» **Arbeitsanweisung**
Führen Sie den Text über das geplante „Brandenburg-Paket“ im Anschluss an seinen letzten Satz fort.

» **Vorliegender Text**
_ _ _ _ _
Das teilten Woidke, Gesundheitsministerin Ursula Nonnemacher (Grüne), Innenminister Michael Stübgen (CDU) und Finanzministerin Katrin Lange (SPD) am Montag nach einer kurzfristig einberufenen Sitzung des Kenia-Koalitionsausschusses mit.

„Wir als Koalition stehen dafür, dass dieses Land möglichst gut durch die kommenden Monate, durch die kommenden Jahre kommt“, sagte Woidke. Viele seien in Sorge, ob sie ihre Energierechnungen bezahlen können. „Wir stehen dafür, dass die Menschen sich diese Energiepreise leisten können.“

Nun ist der Landtag gefordert. Erst eine vom Parlament beschlossene „außergewöhnliche Notlage“ ermöglicht es der Regierung, trotz der in der Verfassung verankerten Schuldenbremse erneut Milliardenkredite aufzunehmen. Sie soll für die Jahre 2023 und 2024 erklärt werden. Die Kreditaufnahme ist „nach derzeitigem Stand“ in Höhe von 2 Milliarden Euro vorgesehen, hieß es.

Entlastungen für Familien, kleine Unternehmen, Sozialeinrichtungen

Rund eine Milliarde Euro aus diesem sogenannten „Brandenburg-Paket“ soll dazu dienen, den Landesanteil am 200-Milliarden-Entlastungspaket des Bundes aufzubringen. Für die andere Milliarde hat die Kenia-Koalition zunächst grob Bereiche definiert, für die Hilfen vorbereitet würden:

„Unterstützungsschwerpunkte sind die Bürgerinnen und Bürger als Verbraucher – hier insbesondere die Entlastung von Familien – sowie die Wirtschaft in Form der kleinen und mittleren Unternehmen, die kritische Infrastruktur, Verkehrsbetriebe, soziale Einrichtungen in den Kommunen sowie Maßnahmen zur Unterstützung von Transformationsprozessen, z.B. in kommunalen Energieunternehmen.“

Es wird nicht so sein, dass wir mit der Gießkanne durchs Land ziehen können.
_ _ _ _ _
» **Bereitgestellte Daten**
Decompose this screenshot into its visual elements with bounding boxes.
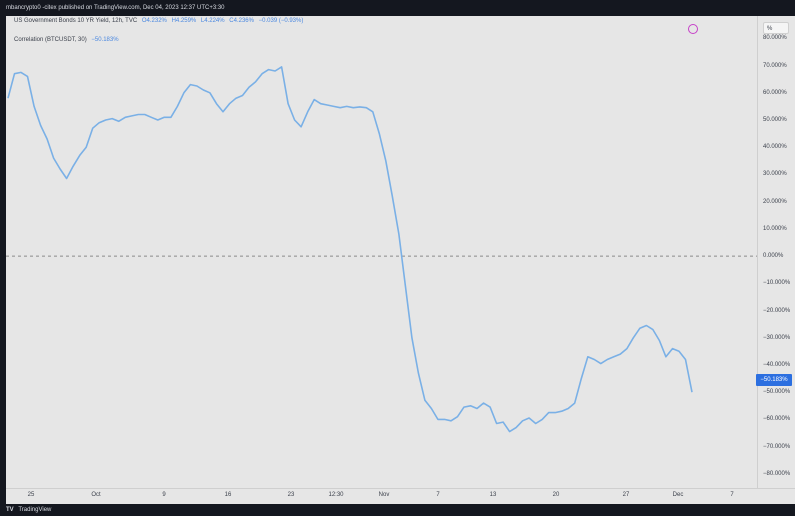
_ _ _ _ _
» **Lösung der Aufgabe**
Dietmar Woidke, Ministerpräsident

Details wurden allerdings nicht genannt. Sie sollen erst festgelegt werden, wenn definitiv fest steht, was das 200-Milliarden-Paket des Bundes mit dem Energiepreisdeckel alles abdecken wird. „Ich hoffe, dass wir vom Bund da sehr schnell Klarheit bekommen“, mahnte Woidke. „Es wird nicht so sein, dass wir mit der Gießkanne durchs Land ziehen können.“

Der Landesschirm ist als Ergänzung gedacht. Es sei absehbar, „dass wir Lücken schließen müssen“, so Nonnenmacher. Stübgen wies daraufhin, dass beim Bevölkerungsschutz dringend nachgebessert werden müsse. Doppelförderungen schließt die Kenia-Koalition jedenfalls aus: „Was EU und der Bund abdecken, deckt das Land nicht ein zweites Mal ab.“

Und als Bedingung ist festgelegt, dass die Unterstützung „direkten Bezug“ zur Ursache der Notlagenerklärung haben muss, also zu den hohen Energiepreisen. Das könnten etwa Hilfen sein, so Woidke, damit Vereine trotz höherer Betriebskosten Sporthallen weiter betreiben können.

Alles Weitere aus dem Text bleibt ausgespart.